--- SELECTED EXCERPT ---
═══

Sigma 150mm-600mm vs Tamron 150-600mm G2
One of the most popular questions we get asked by aspiring wildlife / bird photographers wanting to purchase a longer zoom is which of the two zooms is the best and why? Ultimately the most popular is the Sigma, it is certainly the most popular lens we see here at Cameracal, we calibrate as many as 4-5 per week but does it make it the better choice - yes and no !!
In comparison, we see fewer Tamron’s but this is changing.
Sigma where the first lens manufacturer to allow users to “tweak” or calibrate to multiple focal lengths, using their proprietary sigma dock. In comparison, Tamron only allowed for this with their G2 series, therefore, Sigma stole a considerable march in terms of popularity, as this lens has been out longer and has gained a cult following amongst wildlife and aviation photographers.
Which is the easiest / most versatile in terms of calibration?
This is ultimately where the Tamron wins hands down, as the calibration process is both easier and allows for a greater number of focal ranges within the range of 150-600mm in terms of calibration, so much so that this lens is often referred to as the holy grail of calibration.
With the Sigma, the user is able to calibrate for the following focal lengths:
In comparison the Tamron allows for the following focal lengths:
The other advantage of the Tamron is the calibration interface, which is much cleaner and straight forward. Whereas the multiple focus distance ranges offered by the Sigma leaves many a user bewildered, if not totally confused.

═══

--- RECORDED INFORMATION ---
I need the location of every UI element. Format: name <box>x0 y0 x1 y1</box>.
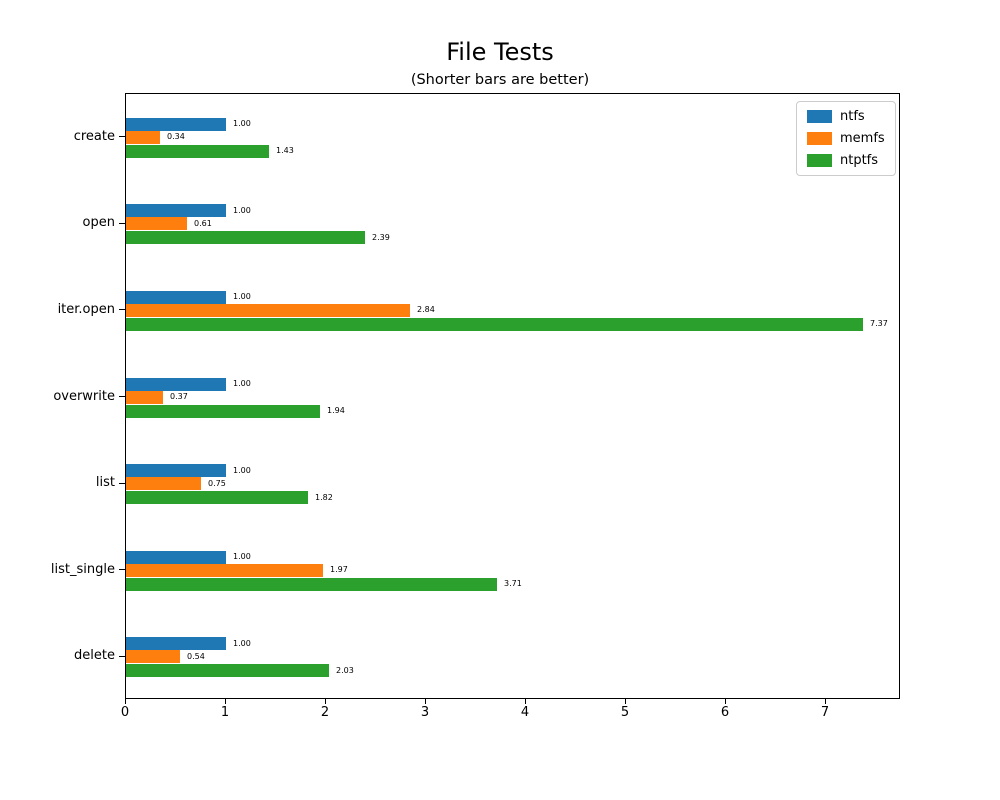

═══

--- STATED TASK ---
Copy the passage of the Sigma and Tamron lens comparison starting with "In comparison, we" and going on through "terms of calibration?".

--- RESULT ---
In comparison, we see fewer Tamron’s but this is changing.
Sigma where the first lens manufacturer to allow users to “tweak” or calibrate to multiple focal lengths, using their proprietary sigma dock. In comparison, Tamron only allowed for this with their G2 series, therefore, Sigma stole a considerable march in terms of popularity, as this lens has been out longer and has gained a cult following amongst wildlife and aviation photographers.
Which is the easiest / most versatile in terms of calibration?